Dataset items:

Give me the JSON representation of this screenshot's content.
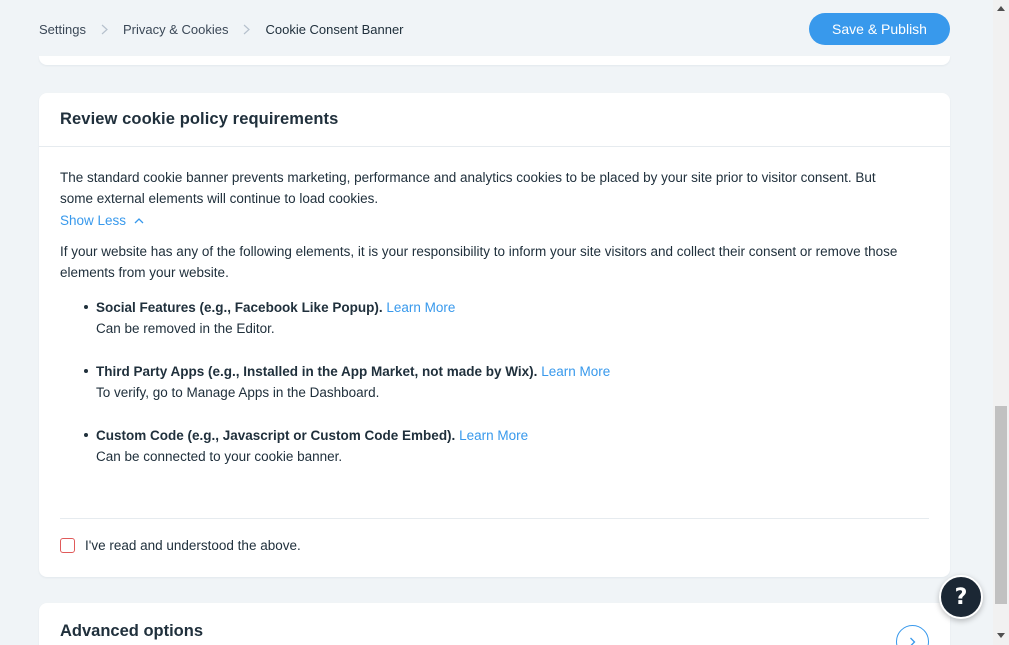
{
  "breadcrumb": {
    "items": [
      "Settings",
      "Privacy & Cookies"
    ],
    "current": "Cookie Consent Banner"
  },
  "header": {
    "publish_label": "Save & Publish"
  },
  "card": {
    "title": "Review cookie policy requirements",
    "intro": "The standard cookie banner prevents marketing, performance and analytics cookies to be placed by your site prior to visitor consent. But some external elements will continue to load cookies.",
    "show_less": "Show Less",
    "responsibility": "If your website has any of the following elements, it is your responsibility to inform your site visitors and collect their consent or remove those elements from your website.",
    "items": [
      {
        "title": "Social Features (e.g., Facebook Like Popup).",
        "link": "Learn More",
        "desc": "Can be removed in the Editor."
      },
      {
        "title": "Third Party Apps (e.g., Installed in the App Market, not made by Wix).",
        "link": "Learn More",
        "desc": "To verify, go to Manage Apps in the Dashboard."
      },
      {
        "title": "Custom Code (e.g., Javascript or Custom Code Embed).",
        "link": "Learn More",
        "desc": "Can be connected to your cookie banner."
      }
    ],
    "consent_label": "I've read and understood the above.",
    "consent_checked": false
  },
  "advanced": {
    "title": "Advanced options"
  },
  "help": {
    "label": "?"
  },
  "colors": {
    "accent": "#3899ec",
    "text": "#20303c",
    "error": "#e05a5a",
    "background": "#f0f4f7"
  }
}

# [Problem requirements]
Reply with only the number of lines in the material above where the string "title" appears.

# [Exercise answer]
5